§ What you are asked to do
Leave out the pictures and copy every record exactly.

....

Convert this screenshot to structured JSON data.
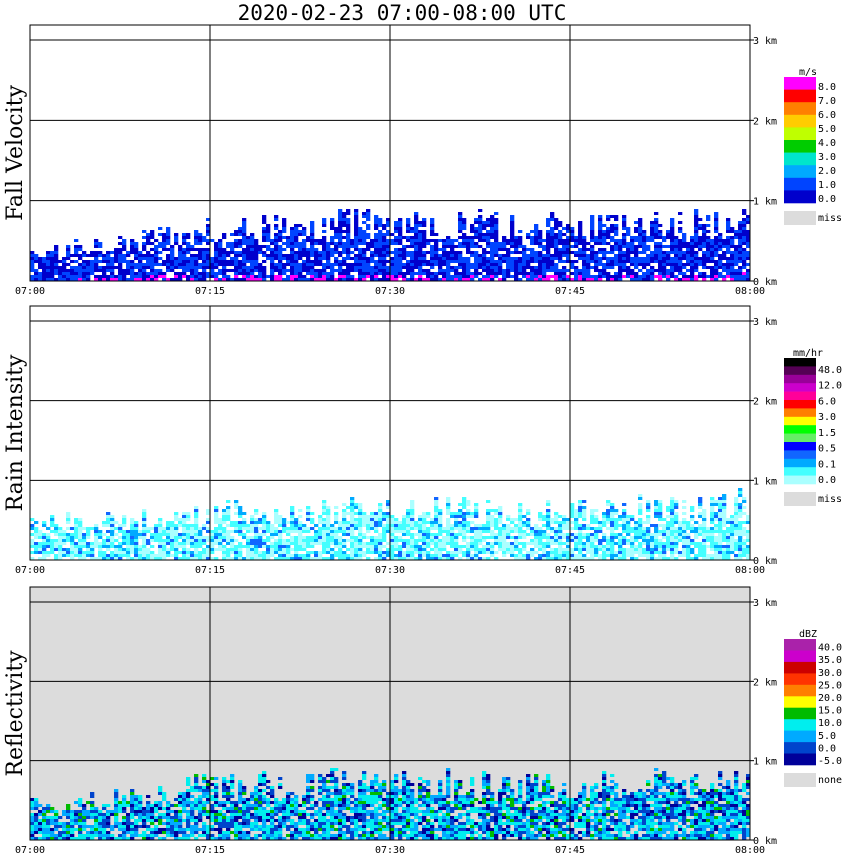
{
  "chart_data": [
    {
      "type": "heatmap",
      "title": "Fall Velocity",
      "units": "m/s",
      "x_ticks": [
        "07:00",
        "07:15",
        "07:30",
        "07:45",
        "08:00"
      ],
      "y_ticks": [
        "0 km",
        "1 km",
        "2 km",
        "3 km"
      ],
      "ylim_km": [
        0,
        3
      ],
      "xlim_min": [
        0,
        60
      ],
      "echo_top_km": [
        0.45,
        0.85,
        0.95,
        0.85,
        1.0
      ],
      "legend": {
        "title": "m/s",
        "labels": [
          "8.0",
          "7.0",
          "6.0",
          "5.0",
          "4.0",
          "3.0",
          "2.0",
          "1.0",
          "0.0"
        ],
        "colors": [
          "#ff00ff",
          "#ff0000",
          "#ff7f00",
          "#ffcc00",
          "#bfff00",
          "#00cc00",
          "#00e5cc",
          "#00aaff",
          "#0044ff",
          "#0000cc"
        ],
        "missing_label": "miss",
        "missing_color": "#dcdcdc"
      },
      "background": "#ffffff"
    },
    {
      "type": "heatmap",
      "title": "Rain Intensity",
      "units": "mm/hr",
      "x_ticks": [
        "07:00",
        "07:15",
        "07:30",
        "07:45",
        "08:00"
      ],
      "y_ticks": [
        "0 km",
        "1 km",
        "2 km",
        "3 km"
      ],
      "ylim_km": [
        0,
        3
      ],
      "xlim_min": [
        0,
        60
      ],
      "echo_top_km": [
        0.6,
        0.75,
        0.85,
        0.8,
        0.95
      ],
      "legend": {
        "title": "mm/hr",
        "labels": [
          "48.0",
          "12.0",
          "6.0",
          "3.0",
          "1.5",
          "0.5",
          "0.1",
          "0.0"
        ],
        "colors": [
          "#000000",
          "#550055",
          "#990099",
          "#cc00cc",
          "#ff0099",
          "#ff0000",
          "#ff7f00",
          "#ffff00",
          "#00ff00",
          "#66ee66",
          "#0000ff",
          "#1166ff",
          "#00aaff",
          "#44ffff",
          "#aaffff"
        ],
        "missing_label": "miss",
        "missing_color": "#dcdcdc"
      },
      "background": "#ffffff"
    },
    {
      "type": "heatmap",
      "title": "Reflectivity",
      "units": "dBZ",
      "x_ticks": [
        "07:00",
        "07:15",
        "07:30",
        "07:45",
        "08:00"
      ],
      "y_ticks": [
        "0 km",
        "1 km",
        "2 km",
        "3 km"
      ],
      "ylim_km": [
        0,
        3
      ],
      "xlim_min": [
        0,
        60
      ],
      "echo_top_km": [
        0.55,
        0.9,
        0.95,
        0.9,
        1.0
      ],
      "legend": {
        "title": "dBZ",
        "labels": [
          "40.0",
          "35.0",
          "30.0",
          "25.0",
          "20.0",
          "15.0",
          "10.0",
          "5.0",
          "0.0",
          "-5.0"
        ],
        "colors": [
          "#aa22aa",
          "#cc00cc",
          "#cc0000",
          "#ff3300",
          "#ff7f00",
          "#ffff00",
          "#00bb00",
          "#00eeee",
          "#00aaff",
          "#0044cc",
          "#000099"
        ],
        "missing_label": "none",
        "missing_color": "#dcdcdc"
      },
      "background": "#dcdcdc"
    }
  ],
  "header": {
    "title": "2020-02-23  07:00-08:00 UTC"
  }
}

....

§ Complete answer
Convert this screenshot to structured JSON data.
{
  "chart_data": [
    {
      "type": "heatmap",
      "title": "Fall Velocity",
      "units": "m/s",
      "x_ticks": [
        "07:00",
        "07:15",
        "07:30",
        "07:45",
        "08:00"
      ],
      "y_ticks": [
        "0 km",
        "1 km",
        "2 km",
        "3 km"
      ],
      "ylim_km": [
        0,
        3
      ],
      "xlim_min": [
        0,
        60
      ],
      "echo_top_km": [
        0.45,
        0.85,
        0.95,
        0.85,
        1.0
      ],
      "legend": {
        "title": "m/s",
        "labels": [
          "8.0",
          "7.0",
          "6.0",
          "5.0",
          "4.0",
          "3.0",
          "2.0",
          "1.0",
          "0.0"
        ],
        "colors": [
          "#ff00ff",
          "#ff0000",
          "#ff7f00",
          "#ffcc00",
          "#bfff00",
          "#00cc00",
          "#00e5cc",
          "#00aaff",
          "#0044ff",
          "#0000cc"
        ],
        "missing_label": "miss",
        "missing_color": "#dcdcdc"
      },
      "background": "#ffffff"
    },
    {
      "type": "heatmap",
      "title": "Rain Intensity",
      "units": "mm/hr",
      "x_ticks": [
        "07:00",
        "07:15",
        "07:30",
        "07:45",
        "08:00"
      ],
      "y_ticks": [
        "0 km",
        "1 km",
        "2 km",
        "3 km"
      ],
      "ylim_km": [
        0,
        3
      ],
      "xlim_min": [
        0,
        60
      ],
      "echo_top_km": [
        0.6,
        0.75,
        0.85,
        0.8,
        0.95
      ],
      "legend": {
        "title": "mm/hr",
        "labels": [
          "48.0",
          "12.0",
          "6.0",
          "3.0",
          "1.5",
          "0.5",
          "0.1",
          "0.0"
        ],
        "colors": [
          "#000000",
          "#550055",
          "#990099",
          "#cc00cc",
          "#ff0099",
          "#ff0000",
          "#ff7f00",
          "#ffff00",
          "#00ff00",
          "#66ee66",
          "#0000ff",
          "#1166ff",
          "#00aaff",
          "#44ffff",
          "#aaffff"
        ],
        "missing_label": "miss",
        "missing_color": "#dcdcdc"
      },
      "background": "#ffffff"
    },
    {
      "type": "heatmap",
      "title": "Reflectivity",
      "units": "dBZ",
      "x_ticks": [
        "07:00",
        "07:15",
        "07:30",
        "07:45",
        "08:00"
      ],
      "y_ticks": [
        "0 km",
        "1 km",
        "2 km",
        "3 km"
      ],
      "ylim_km": [
        0,
        3
      ],
      "xlim_min": [
        0,
        60
      ],
      "echo_top_km": [
        0.55,
        0.9,
        0.95,
        0.9,
        1.0
      ],
      "legend": {
        "title": "dBZ",
        "labels": [
          "40.0",
          "35.0",
          "30.0",
          "25.0",
          "20.0",
          "15.0",
          "10.0",
          "5.0",
          "0.0",
          "-5.0"
        ],
        "colors": [
          "#aa22aa",
          "#cc00cc",
          "#cc0000",
          "#ff3300",
          "#ff7f00",
          "#ffff00",
          "#00bb00",
          "#00eeee",
          "#00aaff",
          "#0044cc",
          "#000099"
        ],
        "missing_label": "none",
        "missing_color": "#dcdcdc"
      },
      "background": "#dcdcdc"
    }
  ],
  "header": {
    "title": "2020-02-23  07:00-08:00 UTC"
  }
}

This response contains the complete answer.